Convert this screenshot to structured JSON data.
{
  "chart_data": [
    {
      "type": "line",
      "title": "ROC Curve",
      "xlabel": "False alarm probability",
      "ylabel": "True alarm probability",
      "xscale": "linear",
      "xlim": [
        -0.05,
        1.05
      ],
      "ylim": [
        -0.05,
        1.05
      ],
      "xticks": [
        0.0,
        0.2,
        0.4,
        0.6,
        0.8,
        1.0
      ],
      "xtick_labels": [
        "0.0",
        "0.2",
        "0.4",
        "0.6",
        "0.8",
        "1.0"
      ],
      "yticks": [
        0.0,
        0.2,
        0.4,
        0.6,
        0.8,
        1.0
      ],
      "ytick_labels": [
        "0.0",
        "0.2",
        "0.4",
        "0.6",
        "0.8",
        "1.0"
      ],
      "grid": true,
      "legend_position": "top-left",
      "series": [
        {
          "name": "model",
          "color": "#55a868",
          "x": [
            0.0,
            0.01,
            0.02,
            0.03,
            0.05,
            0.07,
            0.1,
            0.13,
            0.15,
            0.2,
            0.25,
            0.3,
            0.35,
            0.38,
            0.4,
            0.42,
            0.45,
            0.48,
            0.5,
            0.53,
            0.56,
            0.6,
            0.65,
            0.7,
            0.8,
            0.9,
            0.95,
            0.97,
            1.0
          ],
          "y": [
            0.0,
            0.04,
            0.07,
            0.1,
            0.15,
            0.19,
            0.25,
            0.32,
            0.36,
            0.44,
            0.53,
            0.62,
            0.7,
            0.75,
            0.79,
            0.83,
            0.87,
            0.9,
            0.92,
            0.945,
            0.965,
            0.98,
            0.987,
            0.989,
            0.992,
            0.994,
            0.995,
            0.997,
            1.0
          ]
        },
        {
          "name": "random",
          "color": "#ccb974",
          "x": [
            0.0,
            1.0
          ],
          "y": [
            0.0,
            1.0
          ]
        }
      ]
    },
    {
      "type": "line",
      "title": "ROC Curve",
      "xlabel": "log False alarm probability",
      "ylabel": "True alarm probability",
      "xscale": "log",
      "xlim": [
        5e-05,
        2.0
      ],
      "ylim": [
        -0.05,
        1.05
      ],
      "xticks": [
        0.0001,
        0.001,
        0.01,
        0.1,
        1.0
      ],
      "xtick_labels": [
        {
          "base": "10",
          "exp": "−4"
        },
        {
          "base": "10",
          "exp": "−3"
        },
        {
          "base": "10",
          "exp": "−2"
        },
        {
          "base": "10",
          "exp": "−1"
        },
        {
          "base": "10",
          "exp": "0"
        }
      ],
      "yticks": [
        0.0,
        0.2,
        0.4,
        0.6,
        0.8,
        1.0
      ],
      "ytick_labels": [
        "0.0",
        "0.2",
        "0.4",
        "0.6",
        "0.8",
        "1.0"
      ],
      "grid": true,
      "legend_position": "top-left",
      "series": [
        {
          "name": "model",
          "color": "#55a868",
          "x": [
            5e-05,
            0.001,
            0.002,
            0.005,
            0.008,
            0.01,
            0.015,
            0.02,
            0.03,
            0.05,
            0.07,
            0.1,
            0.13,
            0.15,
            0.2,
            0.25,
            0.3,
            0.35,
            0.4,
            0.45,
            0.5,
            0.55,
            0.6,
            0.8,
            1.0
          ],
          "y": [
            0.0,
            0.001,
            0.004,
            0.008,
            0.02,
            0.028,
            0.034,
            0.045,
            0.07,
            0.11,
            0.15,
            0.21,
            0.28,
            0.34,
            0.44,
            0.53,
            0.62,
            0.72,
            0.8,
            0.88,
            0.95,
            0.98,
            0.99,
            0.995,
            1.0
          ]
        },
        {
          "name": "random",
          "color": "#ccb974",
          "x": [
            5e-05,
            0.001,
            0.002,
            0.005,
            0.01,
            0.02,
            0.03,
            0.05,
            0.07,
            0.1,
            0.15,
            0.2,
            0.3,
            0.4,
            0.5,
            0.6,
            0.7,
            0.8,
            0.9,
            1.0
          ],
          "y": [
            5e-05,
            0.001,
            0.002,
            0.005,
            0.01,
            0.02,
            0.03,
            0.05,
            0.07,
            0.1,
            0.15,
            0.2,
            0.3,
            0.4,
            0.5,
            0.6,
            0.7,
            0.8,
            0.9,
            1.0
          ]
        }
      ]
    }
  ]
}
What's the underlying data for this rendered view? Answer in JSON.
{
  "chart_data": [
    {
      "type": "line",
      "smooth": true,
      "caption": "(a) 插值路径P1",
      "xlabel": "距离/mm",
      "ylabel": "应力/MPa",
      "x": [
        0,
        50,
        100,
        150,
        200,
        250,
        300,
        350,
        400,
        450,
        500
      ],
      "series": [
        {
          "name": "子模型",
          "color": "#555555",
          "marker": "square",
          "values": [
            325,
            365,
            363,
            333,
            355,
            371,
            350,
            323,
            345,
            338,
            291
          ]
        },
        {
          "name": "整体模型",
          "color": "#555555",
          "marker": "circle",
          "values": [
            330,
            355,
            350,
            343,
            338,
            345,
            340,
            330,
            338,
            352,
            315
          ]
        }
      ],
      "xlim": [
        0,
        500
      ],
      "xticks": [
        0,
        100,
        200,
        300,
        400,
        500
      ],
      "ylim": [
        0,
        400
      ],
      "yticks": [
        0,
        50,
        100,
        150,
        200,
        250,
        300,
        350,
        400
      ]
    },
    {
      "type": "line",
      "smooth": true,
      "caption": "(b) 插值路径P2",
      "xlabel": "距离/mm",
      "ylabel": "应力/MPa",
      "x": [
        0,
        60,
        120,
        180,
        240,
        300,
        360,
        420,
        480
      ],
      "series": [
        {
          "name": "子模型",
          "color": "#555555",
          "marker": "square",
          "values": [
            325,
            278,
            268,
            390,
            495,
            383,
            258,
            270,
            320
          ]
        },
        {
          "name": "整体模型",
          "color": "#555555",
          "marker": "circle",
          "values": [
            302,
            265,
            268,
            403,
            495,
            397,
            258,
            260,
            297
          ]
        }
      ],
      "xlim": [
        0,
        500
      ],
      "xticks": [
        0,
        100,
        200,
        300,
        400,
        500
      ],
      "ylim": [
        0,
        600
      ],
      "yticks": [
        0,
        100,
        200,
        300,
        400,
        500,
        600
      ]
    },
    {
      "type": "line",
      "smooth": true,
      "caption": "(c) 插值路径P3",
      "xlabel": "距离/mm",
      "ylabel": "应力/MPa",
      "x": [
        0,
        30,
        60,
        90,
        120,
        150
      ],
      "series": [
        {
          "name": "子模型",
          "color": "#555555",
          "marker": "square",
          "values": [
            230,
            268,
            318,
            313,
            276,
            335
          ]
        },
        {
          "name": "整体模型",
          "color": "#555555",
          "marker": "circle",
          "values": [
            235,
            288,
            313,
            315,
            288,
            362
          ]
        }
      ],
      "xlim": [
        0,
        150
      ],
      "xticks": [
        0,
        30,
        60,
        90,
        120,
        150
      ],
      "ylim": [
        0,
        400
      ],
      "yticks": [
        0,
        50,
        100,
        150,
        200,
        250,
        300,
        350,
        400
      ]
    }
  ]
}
***
Exercise task = Wherever "alarm" shows up in a line, copy that line.

Result of the task =
      "xlabel": "False alarm probability",
      "ylabel": "True alarm probability",
      "xlabel": "log False alarm probability",
      "ylabel": "True alarm probability",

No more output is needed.